> **Exercise requirements**: Write every record out again exactly, and keep images out of it.
start Excerpted data
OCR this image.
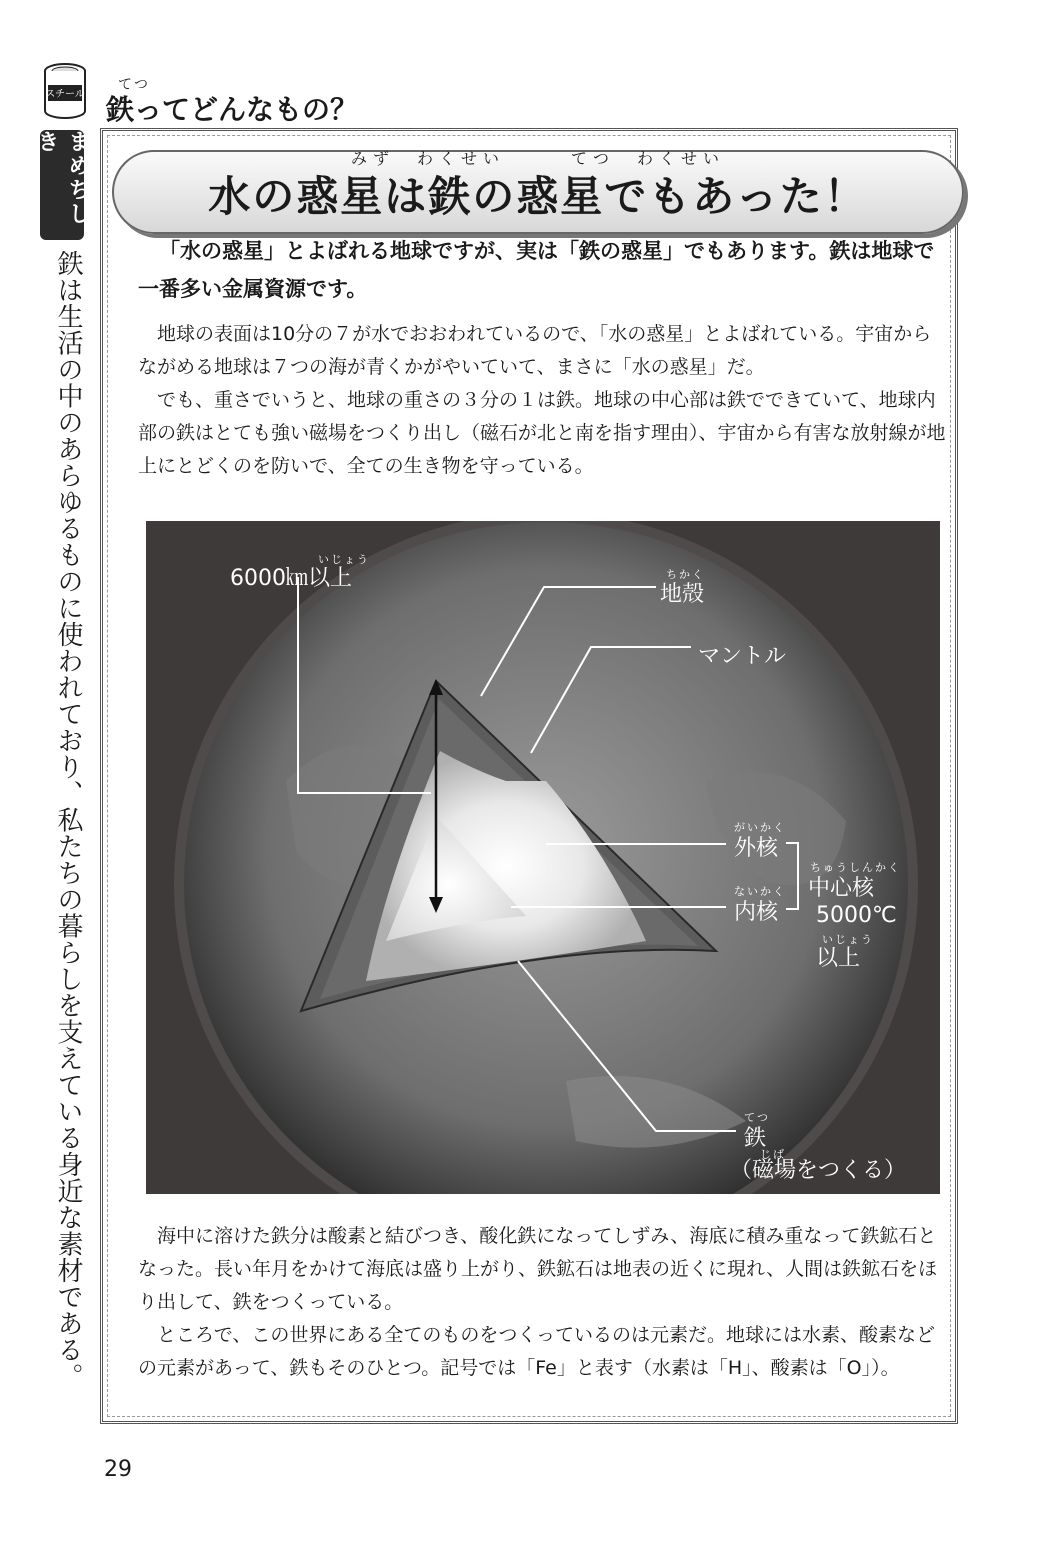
スチール
てつ
鉄ってどんなもの？
まめちしき
鉄は生活の中のあらゆるものに使われており、私たちの暮らしを支えている身近な素材である。
みず　わくせい　　　てつ　わくせい
水の惑星は鉄の惑星でもあった！

「水の惑星」とよばれる地球ですが、実は「鉄の惑星」でもあります。鉄は地球で一番多い金属資源です。

地球の表面は10分の７が水でおおわれているので、「水の惑星」とよばれている。宇宙からながめる地球は７つの海が青くかがやいていて、まさに「水の惑星」だ。

でも、重さでいうと、地球の重さの３分の１は鉄。地球の中心部は鉄でできていて、地球内部の鉄はとても強い磁場をつくり出し（磁石が北と南を指す理由）、宇宙から有害な放射線が地上にとどくのを防いで、全ての生き物を守っている。

いじょう
6000㎞以上	ちかく
地殻
マントル
がいかく
外核
ないかく
内核
ちゅうしんかく
中心核
5000℃
いじょう
以上
てつ
鉄
じば
（磁場をつくる）

海中に溶けた鉄分は酸素と結びつき、酸化鉄になってしずみ、海底に積み重なって鉄鉱石となった。長い年月をかけて海底は盛り上がり、鉄鉱石は地表の近くに現れ、人間は鉄鉱石をほり出して、鉄をつくっている。

ところで、この世界にある全てのものをつくっているのは元素だ。地球には水素、酸素などの元素があって、鉄もそのひとつ。記号では「Fe」と表す（水素は「H」、酸素は「O」）。

29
end Excerpted data
> **Answer to this exercise**:
OCR this image.
スチール
てつ
鉄ってどんなもの？
まめちしき
鉄は生活の中のあらゆるものに使われており、私たちの暮らしを支えている身近な素材である。
みず　わくせい　　　てつ　わくせい
水の惑星は鉄の惑星でもあった！

「水の惑星」とよばれる地球ですが、実は「鉄の惑星」でもあります。鉄は地球で一番多い金属資源です。

地球の表面は10分の７が水でおおわれているので、「水の惑星」とよばれている。宇宙からながめる地球は７つの海が青くかがやいていて、まさに「水の惑星」だ。

でも、重さでいうと、地球の重さの３分の１は鉄。地球の中心部は鉄でできていて、地球内部の鉄はとても強い磁場をつくり出し（磁石が北と南を指す理由）、宇宙から有害な放射線が地上にとどくのを防いで、全ての生き物を守っている。

いじょう
6000㎞以上	ちかく
地殻
マントル
がいかく
外核
ないかく
内核
ちゅうしんかく
中心核
5000℃
いじょう
以上
てつ
鉄
じば
（磁場をつくる）

海中に溶けた鉄分は酸素と結びつき、酸化鉄になってしずみ、海底に積み重なって鉄鉱石となった。長い年月をかけて海底は盛り上がり、鉄鉱石は地表の近くに現れ、人間は鉄鉱石をほり出して、鉄をつくっている。

ところで、この世界にある全てのものをつくっているのは元素だ。地球には水素、酸素などの元素があって、鉄もそのひとつ。記号では「Fe」と表す（水素は「H」、酸素は「O」）。

29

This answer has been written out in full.